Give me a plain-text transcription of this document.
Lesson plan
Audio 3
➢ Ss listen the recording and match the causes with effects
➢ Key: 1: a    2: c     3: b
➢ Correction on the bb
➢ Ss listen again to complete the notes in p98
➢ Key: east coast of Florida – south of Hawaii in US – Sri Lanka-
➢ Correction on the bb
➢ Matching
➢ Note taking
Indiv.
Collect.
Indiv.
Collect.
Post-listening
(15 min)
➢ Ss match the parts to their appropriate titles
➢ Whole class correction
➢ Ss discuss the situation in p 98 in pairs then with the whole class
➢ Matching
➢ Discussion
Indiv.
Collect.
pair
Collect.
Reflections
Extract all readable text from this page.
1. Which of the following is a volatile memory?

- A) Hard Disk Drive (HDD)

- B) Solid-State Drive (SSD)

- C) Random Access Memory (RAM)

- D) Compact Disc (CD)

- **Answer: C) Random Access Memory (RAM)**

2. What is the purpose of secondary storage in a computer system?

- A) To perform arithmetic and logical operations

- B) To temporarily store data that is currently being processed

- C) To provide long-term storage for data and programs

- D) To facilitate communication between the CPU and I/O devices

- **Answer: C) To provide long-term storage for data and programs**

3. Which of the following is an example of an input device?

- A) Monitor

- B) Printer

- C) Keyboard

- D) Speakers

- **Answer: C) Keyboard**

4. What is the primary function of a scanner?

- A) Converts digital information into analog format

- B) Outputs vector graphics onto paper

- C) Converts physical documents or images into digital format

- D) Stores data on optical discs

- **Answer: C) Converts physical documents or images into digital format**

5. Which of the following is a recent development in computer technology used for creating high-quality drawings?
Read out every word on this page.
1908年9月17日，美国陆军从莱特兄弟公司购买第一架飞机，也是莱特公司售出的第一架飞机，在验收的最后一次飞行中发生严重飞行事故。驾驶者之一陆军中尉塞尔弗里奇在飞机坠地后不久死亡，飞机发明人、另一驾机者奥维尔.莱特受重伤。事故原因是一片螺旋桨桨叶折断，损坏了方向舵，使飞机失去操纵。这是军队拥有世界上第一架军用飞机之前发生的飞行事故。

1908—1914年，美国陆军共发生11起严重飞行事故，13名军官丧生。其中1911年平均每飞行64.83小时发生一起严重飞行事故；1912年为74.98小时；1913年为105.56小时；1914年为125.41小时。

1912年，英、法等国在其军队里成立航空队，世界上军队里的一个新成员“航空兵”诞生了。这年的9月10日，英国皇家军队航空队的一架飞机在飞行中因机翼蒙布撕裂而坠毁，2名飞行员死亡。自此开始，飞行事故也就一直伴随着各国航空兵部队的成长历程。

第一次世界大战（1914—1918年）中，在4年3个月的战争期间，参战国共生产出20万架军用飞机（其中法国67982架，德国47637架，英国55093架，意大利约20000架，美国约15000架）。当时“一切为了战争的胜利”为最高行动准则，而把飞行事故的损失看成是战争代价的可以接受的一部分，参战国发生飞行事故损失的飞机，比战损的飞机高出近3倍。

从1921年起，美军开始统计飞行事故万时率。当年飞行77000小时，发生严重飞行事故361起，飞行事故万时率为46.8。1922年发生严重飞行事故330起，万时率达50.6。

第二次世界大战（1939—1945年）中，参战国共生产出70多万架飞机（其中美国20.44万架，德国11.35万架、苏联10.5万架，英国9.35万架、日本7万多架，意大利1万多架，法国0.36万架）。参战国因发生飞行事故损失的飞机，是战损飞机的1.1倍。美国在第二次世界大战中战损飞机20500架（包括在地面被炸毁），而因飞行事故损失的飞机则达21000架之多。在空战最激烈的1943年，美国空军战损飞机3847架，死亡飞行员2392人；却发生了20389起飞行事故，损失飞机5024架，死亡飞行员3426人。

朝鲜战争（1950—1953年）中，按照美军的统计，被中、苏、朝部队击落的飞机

WHAT TO PRODUCE =
Every entry should be printed again exactly as it stands.

REPLY TO THE TASK =
Give me a plain-text transcription of this document.
Lesson plan
Audio 3
➢ Ss listen the recording and match the causes with effects
➢ Key: 1: a    2: c     3: b
➢ Correction on the bb
➢ Ss listen again to complete the notes in p98
➢ Key: east coast of Florida – south of Hawaii in US – Sri Lanka-
➢ Correction on the bb
➢ Matching
➢ Note taking
Indiv.
Collect.
Indiv.
Collect.
Post-listening
(15 min)
➢ Ss match the parts to their appropriate titles
➢ Whole class correction
➢ Ss discuss the situation in p 98 in pairs then with the whole class
➢ Matching
➢ Discussion
Indiv.
Collect.
pair
Collect.
Reflections
Extract all readable text from this page.
1. Which of the following is a volatile memory?

- A) Hard Disk Drive (HDD)

- B) Solid-State Drive (SSD)

- C) Random Access Memory (RAM)

- D) Compact Disc (CD)

- **Answer: C) Random Access Memory (RAM)**

2. What is the purpose of secondary storage in a computer system?

- A) To perform arithmetic and logical operations

- B) To temporarily store data that is currently being processed

- C) To provide long-term storage for data and programs

- D) To facilitate communication between the CPU and I/O devices

- **Answer: C) To provide long-term storage for data and programs**

3. Which of the following is an example of an input device?

- A) Monitor

- B) Printer

- C) Keyboard

- D) Speakers

- **Answer: C) Keyboard**

4. What is the primary function of a scanner?

- A) Converts digital information into analog format

- B) Outputs vector graphics onto paper

- C) Converts physical documents or images into digital format

- D) Stores data on optical discs

- **Answer: C) Converts physical documents or images into digital format**

5. Which of the following is a recent development in computer technology used for creating high-quality drawings?
Read out every word on this page.
1908年9月17日，美国陆军从莱特兄弟公司购买第一架飞机，也是莱特公司售出的第一架飞机，在验收的最后一次飞行中发生严重飞行事故。驾驶者之一陆军中尉塞尔弗里奇在飞机坠地后不久死亡，飞机发明人、另一驾机者奥维尔.莱特受重伤。事故原因是一片螺旋桨桨叶折断，损坏了方向舵，使飞机失去操纵。这是军队拥有世界上第一架军用飞机之前发生的飞行事故。

1908—1914年，美国陆军共发生11起严重飞行事故，13名军官丧生。其中1911年平均每飞行64.83小时发生一起严重飞行事故；1912年为74.98小时；1913年为105.56小时；1914年为125.41小时。

1912年，英、法等国在其军队里成立航空队，世界上军队里的一个新成员“航空兵”诞生了。这年的9月10日，英国皇家军队航空队的一架飞机在飞行中因机翼蒙布撕裂而坠毁，2名飞行员死亡。自此开始，飞行事故也就一直伴随着各国航空兵部队的成长历程。

第一次世界大战（1914—1918年）中，在4年3个月的战争期间，参战国共生产出20万架军用飞机（其中法国67982架，德国47637架，英国55093架，意大利约20000架，美国约15000架）。当时“一切为了战争的胜利”为最高行动准则，而把飞行事故的损失看成是战争代价的可以接受的一部分，参战国发生飞行事故损失的飞机，比战损的飞机高出近3倍。

从1921年起，美军开始统计飞行事故万时率。当年飞行77000小时，发生严重飞行事故361起，飞行事故万时率为46.8。1922年发生严重飞行事故330起，万时率达50.6。

第二次世界大战（1939—1945年）中，参战国共生产出70多万架飞机（其中美国20.44万架，德国11.35万架、苏联10.5万架，英国9.35万架、日本7万多架，意大利1万多架，法国0.36万架）。参战国因发生飞行事故损失的飞机，是战损飞机的1.1倍。美国在第二次世界大战中战损飞机20500架（包括在地面被炸毁），而因飞行事故损失的飞机则达21000架之多。在空战最激烈的1943年，美国空军战损飞机3847架，死亡飞行员2392人；却发生了20389起飞行事故，损失飞机5024架，死亡飞行员3426人。

朝鲜战争（1950—1953年）中，按照美军的统计，被中、苏、朝部队击落的飞机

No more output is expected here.